Structured figure records:
*-*-*

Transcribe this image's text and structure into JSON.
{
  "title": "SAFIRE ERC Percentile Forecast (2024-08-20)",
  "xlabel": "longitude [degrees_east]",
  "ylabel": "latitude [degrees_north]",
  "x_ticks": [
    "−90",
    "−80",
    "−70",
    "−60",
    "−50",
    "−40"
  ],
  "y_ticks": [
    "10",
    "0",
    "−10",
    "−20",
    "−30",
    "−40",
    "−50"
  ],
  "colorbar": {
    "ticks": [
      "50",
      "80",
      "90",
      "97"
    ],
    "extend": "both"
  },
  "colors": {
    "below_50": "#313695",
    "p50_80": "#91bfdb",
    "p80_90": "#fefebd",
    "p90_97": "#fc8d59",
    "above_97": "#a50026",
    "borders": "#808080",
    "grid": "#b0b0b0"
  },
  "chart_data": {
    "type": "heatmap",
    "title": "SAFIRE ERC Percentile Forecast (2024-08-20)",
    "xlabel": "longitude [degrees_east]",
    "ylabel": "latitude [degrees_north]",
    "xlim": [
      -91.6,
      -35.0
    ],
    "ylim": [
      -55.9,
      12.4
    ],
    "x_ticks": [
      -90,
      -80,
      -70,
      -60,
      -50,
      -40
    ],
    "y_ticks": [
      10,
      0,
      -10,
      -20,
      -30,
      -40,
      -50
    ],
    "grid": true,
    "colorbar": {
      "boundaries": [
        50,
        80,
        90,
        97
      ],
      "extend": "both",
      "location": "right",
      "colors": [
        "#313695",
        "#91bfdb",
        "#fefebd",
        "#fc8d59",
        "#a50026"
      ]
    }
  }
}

*-*-*

Each line of the listing should be echoed back exactly.

◆ Answer for this exercise
Transcribe this image's text and structure into JSON.
{
  "title": "SAFIRE ERC Percentile Forecast (2024-08-20)",
  "xlabel": "longitude [degrees_east]",
  "ylabel": "latitude [degrees_north]",
  "x_ticks": [
    "−90",
    "−80",
    "−70",
    "−60",
    "−50",
    "−40"
  ],
  "y_ticks": [
    "10",
    "0",
    "−10",
    "−20",
    "−30",
    "−40",
    "−50"
  ],
  "colorbar": {
    "ticks": [
      "50",
      "80",
      "90",
      "97"
    ],
    "extend": "both"
  },
  "colors": {
    "below_50": "#313695",
    "p50_80": "#91bfdb",
    "p80_90": "#fefebd",
    "p90_97": "#fc8d59",
    "above_97": "#a50026",
    "borders": "#808080",
    "grid": "#b0b0b0"
  },
  "chart_data": {
    "type": "heatmap",
    "title": "SAFIRE ERC Percentile Forecast (2024-08-20)",
    "xlabel": "longitude [degrees_east]",
    "ylabel": "latitude [degrees_north]",
    "xlim": [
      -91.6,
      -35.0
    ],
    "ylim": [
      -55.9,
      12.4
    ],
    "x_ticks": [
      -90,
      -80,
      -70,
      -60,
      -50,
      -40
    ],
    "y_ticks": [
      10,
      0,
      -10,
      -20,
      -30,
      -40,
      -50
    ],
    "grid": true,
    "colorbar": {
      "boundaries": [
        50,
        80,
        90,
        97
      ],
      "extend": "both",
      "location": "right",
      "colors": [
        "#313695",
        "#91bfdb",
        "#fefebd",
        "#fc8d59",
        "#a50026"
      ]
    }
  }
}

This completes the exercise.